◆ **Job**:
Continue the article about the Internet of Things in retail, picking up right after its final line.

◆ **Given passage**:
┌──

How the Internet of Things Will Impact Retail Sooner Than You Think

In the popular sci-fi film Minority Report, there’s a scene where the main character, played by Tom Cruise, walks through a mall and is bombarded by personalized greetings from digital billboards and holographic retail offers based on his previous purchases.

When Minority Report hit theaters in 2002, we were carrying around black and white feature phones and pagers–the Motorola Razr was still two years away from being released. If companies wanted to gather mobile data on consumers, they lacked the tools (or the network) to do so.

Thirteen years later, targeted, data-driven advertising is a reality, and personalized retail recommendations (at least online) are becoming increasingly sophisticated. Neither have really crossed over into the in-store environment.

How close are we to that vision of the near future? And is getting there worth the cost and effort?

I recently debated those questions onstage at San Francisco Design Week, where I sat on a panel focused on how retailers will use the Internet of Things to improve customer engagement both in-store and online. I was joined by panelists Matt Allred from Walmart.com, Scott Amyx from Amyx+McKinsey, Mariel Vargas from Macys.com and Kevin Weston from Float. Our moderator, Robert Burns Nixon, executive producer at the Retail Tech Summit, guided a wide-ranging discussion.

Highlights:

How do you define the Internet of Things/Internet of Everything in shopping?

The panelists had different definitions of IoT and IoE, based on their background, defining it as either:

  • A product or physical object that gives you information, knows you and reacts to you.
  • A networked device or object that gathers data or acts on data.
  • A body area network that connects to a connected home- or work environment, a wireless sensor network or wide-area ambient computing network.
  • Devices that are connected to the Internet that are either passive (data collectors) or active (they interact with the user).

What are the engagement opportunities for retailers who invest in IoT?

└──

◆ **Excerpted data**:
┌──

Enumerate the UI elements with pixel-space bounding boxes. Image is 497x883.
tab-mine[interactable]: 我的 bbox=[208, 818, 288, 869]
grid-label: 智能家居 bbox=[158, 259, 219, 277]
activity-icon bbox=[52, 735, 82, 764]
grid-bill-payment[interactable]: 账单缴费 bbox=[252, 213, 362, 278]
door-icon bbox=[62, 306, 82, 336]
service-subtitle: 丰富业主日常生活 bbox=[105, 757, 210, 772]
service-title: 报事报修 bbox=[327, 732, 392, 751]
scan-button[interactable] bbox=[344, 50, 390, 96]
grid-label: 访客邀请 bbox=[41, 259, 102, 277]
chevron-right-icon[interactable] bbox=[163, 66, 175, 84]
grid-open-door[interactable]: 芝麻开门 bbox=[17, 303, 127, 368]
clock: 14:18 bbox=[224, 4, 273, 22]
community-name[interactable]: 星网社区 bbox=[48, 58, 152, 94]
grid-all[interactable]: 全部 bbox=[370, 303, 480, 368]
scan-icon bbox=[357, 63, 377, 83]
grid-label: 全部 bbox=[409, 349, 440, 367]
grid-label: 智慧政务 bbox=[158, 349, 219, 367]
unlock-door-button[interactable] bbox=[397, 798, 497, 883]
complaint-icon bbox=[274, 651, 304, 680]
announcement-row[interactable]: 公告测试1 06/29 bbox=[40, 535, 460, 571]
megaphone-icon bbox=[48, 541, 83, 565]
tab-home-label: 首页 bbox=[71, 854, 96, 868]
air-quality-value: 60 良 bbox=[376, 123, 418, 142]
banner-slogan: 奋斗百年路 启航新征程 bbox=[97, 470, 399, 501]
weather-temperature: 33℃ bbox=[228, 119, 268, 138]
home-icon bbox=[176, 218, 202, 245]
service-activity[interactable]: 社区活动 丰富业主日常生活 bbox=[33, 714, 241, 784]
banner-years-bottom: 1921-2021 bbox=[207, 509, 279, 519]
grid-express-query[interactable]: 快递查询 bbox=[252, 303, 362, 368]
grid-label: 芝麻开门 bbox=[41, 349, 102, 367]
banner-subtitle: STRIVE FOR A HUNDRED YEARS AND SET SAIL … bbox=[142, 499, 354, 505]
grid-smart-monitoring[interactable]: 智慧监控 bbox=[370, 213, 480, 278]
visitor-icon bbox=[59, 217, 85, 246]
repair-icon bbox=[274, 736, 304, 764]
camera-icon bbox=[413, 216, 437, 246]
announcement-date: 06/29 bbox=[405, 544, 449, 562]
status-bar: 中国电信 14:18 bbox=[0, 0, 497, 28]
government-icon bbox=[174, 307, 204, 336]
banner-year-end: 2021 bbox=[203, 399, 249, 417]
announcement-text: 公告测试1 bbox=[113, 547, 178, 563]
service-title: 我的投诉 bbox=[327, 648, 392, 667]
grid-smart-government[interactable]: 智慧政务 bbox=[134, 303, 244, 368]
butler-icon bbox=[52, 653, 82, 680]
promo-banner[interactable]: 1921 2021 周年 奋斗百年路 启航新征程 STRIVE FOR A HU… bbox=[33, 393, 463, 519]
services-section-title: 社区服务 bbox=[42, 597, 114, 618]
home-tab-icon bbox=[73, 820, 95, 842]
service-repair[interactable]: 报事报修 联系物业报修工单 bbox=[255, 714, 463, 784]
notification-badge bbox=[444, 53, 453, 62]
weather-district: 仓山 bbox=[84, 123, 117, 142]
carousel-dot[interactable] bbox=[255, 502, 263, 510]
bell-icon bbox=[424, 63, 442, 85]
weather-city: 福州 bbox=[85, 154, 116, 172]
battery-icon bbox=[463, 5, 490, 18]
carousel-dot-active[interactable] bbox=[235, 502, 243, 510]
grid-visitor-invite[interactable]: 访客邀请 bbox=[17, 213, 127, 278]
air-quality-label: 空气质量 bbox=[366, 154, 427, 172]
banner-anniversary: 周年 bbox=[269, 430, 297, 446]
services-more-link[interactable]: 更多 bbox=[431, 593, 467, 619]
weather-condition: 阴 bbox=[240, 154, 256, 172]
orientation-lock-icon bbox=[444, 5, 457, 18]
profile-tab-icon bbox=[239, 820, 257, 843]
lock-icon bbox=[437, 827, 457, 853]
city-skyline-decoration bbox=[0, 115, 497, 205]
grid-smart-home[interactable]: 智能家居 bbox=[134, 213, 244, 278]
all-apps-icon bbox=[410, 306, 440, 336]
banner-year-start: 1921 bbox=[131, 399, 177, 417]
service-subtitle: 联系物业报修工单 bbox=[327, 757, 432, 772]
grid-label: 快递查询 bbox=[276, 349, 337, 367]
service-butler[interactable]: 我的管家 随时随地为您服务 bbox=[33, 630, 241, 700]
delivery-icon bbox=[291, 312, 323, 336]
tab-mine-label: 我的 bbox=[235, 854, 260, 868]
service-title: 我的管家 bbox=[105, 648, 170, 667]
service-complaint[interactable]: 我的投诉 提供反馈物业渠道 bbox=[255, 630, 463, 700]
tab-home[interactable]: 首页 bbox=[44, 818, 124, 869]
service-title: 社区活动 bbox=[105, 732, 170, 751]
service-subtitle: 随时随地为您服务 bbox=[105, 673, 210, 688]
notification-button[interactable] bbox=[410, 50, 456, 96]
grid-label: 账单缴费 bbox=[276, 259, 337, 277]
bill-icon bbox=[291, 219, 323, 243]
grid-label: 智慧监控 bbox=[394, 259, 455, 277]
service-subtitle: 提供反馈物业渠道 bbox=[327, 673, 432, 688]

└──

◆ **Output of the exercise**:
This was an area of some debate and disagreement, which made for entertaining discussion:

  • The Internet of Things can make things easy for consumers when it comes to shopping, such as the refrigerator telling me when it’s out of something, or that my shoes are wearing out. Many home electronics, such as televisions and home theater systems are already WiFi enabled; a WiFi-enabled refrigerator isn’t far off, from my point of view.
  • Inventory planning and returns for retailers, to improve production efficiencies and the demand-driven supply chain, allowing for just-in-time production and replenishment.
  • Miniaturization of sensors, to the point they can be embedded into consumer products to signal to the owner and the supply chain.
  • Consumers can get personalized experiences in the store (similar to the Minority Report example) through data collected by sensors and cameras.
  • Giving retailers the ability to measure the emotional impact of store displays through social media analytics and sensor data inside the store.
  • Addressing issues such as shopping cart abandonment in the physical store–which currently can only be done through embedded sensors.

What are retailers doing to address omnichannel and IoT?

  • A simple thing retailers can do today is making sure the merchandise buyers for their online and physical stores are the same, to maintain inventory consistency and efficiency.
  • Technology investments need to be made–either through a usage-based cloud model or through traditional licensing. Due to a retailer’s high volume of transactions, both models represent a significant investment.

What are the top challenges facing retailers in this space?

  • It’s difficult and expensive to get high-end network connectivity inside a retail store.
  • It’s expensive to produce omnichannel content (digital images, video and personalized messages).
  • There’s typically an inverse relationship with complexity–the easier that a retailer makes things for a consumer, the harder and more complex those technologies are to implement.
  • While retailers have steadily made investments and progress in online shopping and the supply chain, the technology powering in-store experiences hasn’t changed much over the past 10 years.
  • Retailers cannot afford to lag behind their peers; consumers dictate the pace of how stores and shopping will change.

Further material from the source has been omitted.